(Data records)
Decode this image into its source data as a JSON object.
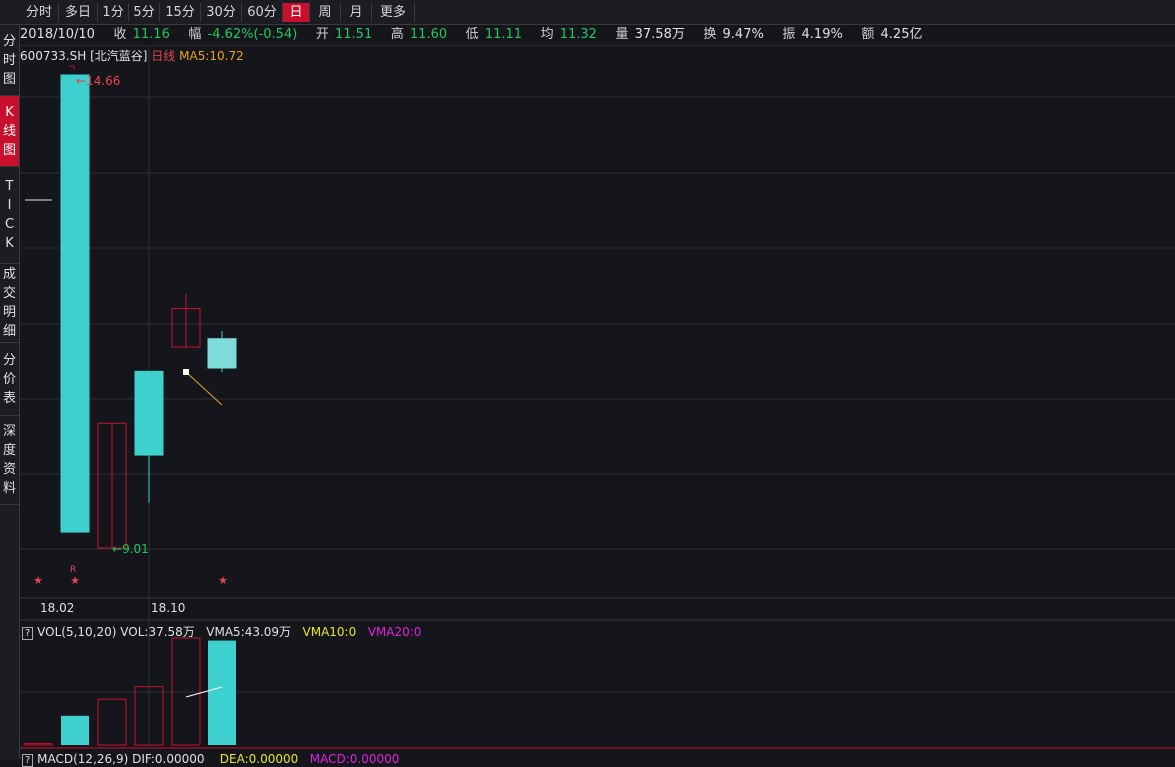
{
  "tabs": [
    {
      "label": "分时",
      "active": false
    },
    {
      "label": "多日",
      "active": false
    },
    {
      "label": "1分",
      "active": false
    },
    {
      "label": "5分",
      "active": false
    },
    {
      "label": "15分",
      "active": false
    },
    {
      "label": "30分",
      "active": false
    },
    {
      "label": "60分",
      "active": false
    },
    {
      "label": "日",
      "active": true
    },
    {
      "label": "周",
      "active": false
    },
    {
      "label": "月",
      "active": false
    },
    {
      "label": "更多",
      "active": false
    }
  ],
  "side_nav": [
    {
      "label": "分时图",
      "active": false
    },
    {
      "label": "K线图",
      "active": true
    },
    {
      "label": "TICK",
      "active": false
    },
    {
      "label": "成交明细",
      "active": false
    },
    {
      "label": "分价表",
      "active": false
    },
    {
      "label": "深度资料",
      "active": false
    }
  ],
  "quote": {
    "date": "2018/10/10",
    "close_label": "收",
    "close": "11.16",
    "change_label": "幅",
    "change": "-4.62%(-0.54)",
    "open_label": "开",
    "open": "11.51",
    "high_label": "高",
    "high": "11.60",
    "low_label": "低",
    "low": "11.11",
    "avg_label": "均",
    "avg": "11.32",
    "volume_label": "量",
    "volume": "37.58万",
    "turnover_label": "换",
    "turnover": "9.47%",
    "amplitude_label": "振",
    "amplitude": "4.19%",
    "amount_label": "额",
    "amount": "4.25亿"
  },
  "kline_header": {
    "symbol": "600733.SH [北汽蓝谷]",
    "period": "日线",
    "ma5": "MA5:10.72"
  },
  "annotations": {
    "max_price": "14.66",
    "min_price": "9.01",
    "marker_r": "R"
  },
  "x_axis": {
    "labels": [
      "18.02",
      "18.10"
    ]
  },
  "vol_header": {
    "help": "?",
    "vol_params": "VOL(5,10,20)",
    "vol": "VOL:37.58万",
    "vma5": "VMA5:43.09万",
    "vma10": "VMA10:0",
    "vma20": "VMA20:0"
  },
  "macd_header": {
    "help": "?",
    "macd_params": "MACD(12,26,9)",
    "dif": "DIF:0.00000",
    "dea": "DEA:0.00000",
    "macd": "MACD:0.00000"
  },
  "colors": {
    "up": "#c8102e",
    "down": "#3ecfcf",
    "accent": "#c8102e",
    "ma5": "#e8a317",
    "vma10": "#e6e62a",
    "vma20": "#e020e0"
  },
  "chart_data": {
    "type": "candlestick",
    "price_range": [
      9.01,
      14.66
    ],
    "candles": [
      {
        "open": 14.66,
        "high": 14.66,
        "low": 9.2,
        "close": 9.2,
        "dir": "down"
      },
      {
        "open": 9.01,
        "high": 10.5,
        "low": 9.01,
        "close": 10.5,
        "dir": "up"
      },
      {
        "open": 11.12,
        "high": 11.12,
        "low": 9.55,
        "close": 10.12,
        "dir": "down"
      },
      {
        "open": 11.41,
        "high": 12.05,
        "low": 11.41,
        "close": 11.87,
        "dir": "up"
      },
      {
        "open": 11.51,
        "high": 11.6,
        "low": 11.11,
        "close": 11.16,
        "dir": "down"
      }
    ],
    "volume": [
      {
        "value": 0.5,
        "dir": "up"
      },
      {
        "value": 10.5,
        "dir": "down"
      },
      {
        "value": 16.5,
        "dir": "up"
      },
      {
        "value": 21.0,
        "dir": "up"
      },
      {
        "value": 38.5,
        "dir": "up"
      },
      {
        "value": 37.58,
        "dir": "down"
      }
    ],
    "vol_range": [
      0,
      38.5
    ]
  }
}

*STATED EXERCISE:*
Reproduce every record above exactly, but leave out the pictures.

*THE RESULT:*
Decode this image into its source data as a JSON object.
{
  "tabs": [
    {
      "label": "分时",
      "active": false
    },
    {
      "label": "多日",
      "active": false
    },
    {
      "label": "1分",
      "active": false
    },
    {
      "label": "5分",
      "active": false
    },
    {
      "label": "15分",
      "active": false
    },
    {
      "label": "30分",
      "active": false
    },
    {
      "label": "60分",
      "active": false
    },
    {
      "label": "日",
      "active": true
    },
    {
      "label": "周",
      "active": false
    },
    {
      "label": "月",
      "active": false
    },
    {
      "label": "更多",
      "active": false
    }
  ],
  "side_nav": [
    {
      "label": "分时图",
      "active": false
    },
    {
      "label": "K线图",
      "active": true
    },
    {
      "label": "TICK",
      "active": false
    },
    {
      "label": "成交明细",
      "active": false
    },
    {
      "label": "分价表",
      "active": false
    },
    {
      "label": "深度资料",
      "active": false
    }
  ],
  "quote": {
    "date": "2018/10/10",
    "close_label": "收",
    "close": "11.16",
    "change_label": "幅",
    "change": "-4.62%(-0.54)",
    "open_label": "开",
    "open": "11.51",
    "high_label": "高",
    "high": "11.60",
    "low_label": "低",
    "low": "11.11",
    "avg_label": "均",
    "avg": "11.32",
    "volume_label": "量",
    "volume": "37.58万",
    "turnover_label": "换",
    "turnover": "9.47%",
    "amplitude_label": "振",
    "amplitude": "4.19%",
    "amount_label": "额",
    "amount": "4.25亿"
  },
  "kline_header": {
    "symbol": "600733.SH [北汽蓝谷]",
    "period": "日线",
    "ma5": "MA5:10.72"
  },
  "annotations": {
    "max_price": "14.66",
    "min_price": "9.01",
    "marker_r": "R"
  },
  "x_axis": {
    "labels": [
      "18.02",
      "18.10"
    ]
  },
  "vol_header": {
    "help": "?",
    "vol_params": "VOL(5,10,20)",
    "vol": "VOL:37.58万",
    "vma5": "VMA5:43.09万",
    "vma10": "VMA10:0",
    "vma20": "VMA20:0"
  },
  "macd_header": {
    "help": "?",
    "macd_params": "MACD(12,26,9)",
    "dif": "DIF:0.00000",
    "dea": "DEA:0.00000",
    "macd": "MACD:0.00000"
  },
  "colors": {
    "up": "#c8102e",
    "down": "#3ecfcf",
    "accent": "#c8102e",
    "ma5": "#e8a317",
    "vma10": "#e6e62a",
    "vma20": "#e020e0"
  },
  "chart_data": {
    "type": "candlestick",
    "price_range": [
      9.01,
      14.66
    ],
    "candles": [
      {
        "open": 14.66,
        "high": 14.66,
        "low": 9.2,
        "close": 9.2,
        "dir": "down"
      },
      {
        "open": 9.01,
        "high": 10.5,
        "low": 9.01,
        "close": 10.5,
        "dir": "up"
      },
      {
        "open": 11.12,
        "high": 11.12,
        "low": 9.55,
        "close": 10.12,
        "dir": "down"
      },
      {
        "open": 11.41,
        "high": 12.05,
        "low": 11.41,
        "close": 11.87,
        "dir": "up"
      },
      {
        "open": 11.51,
        "high": 11.6,
        "low": 11.11,
        "close": 11.16,
        "dir": "down"
      }
    ],
    "volume": [
      {
        "value": 0.5,
        "dir": "up"
      },
      {
        "value": 10.5,
        "dir": "down"
      },
      {
        "value": 16.5,
        "dir": "up"
      },
      {
        "value": 21.0,
        "dir": "up"
      },
      {
        "value": 38.5,
        "dir": "up"
      },
      {
        "value": 37.58,
        "dir": "down"
      }
    ],
    "vol_range": [
      0,
      38.5
    ]
  }
}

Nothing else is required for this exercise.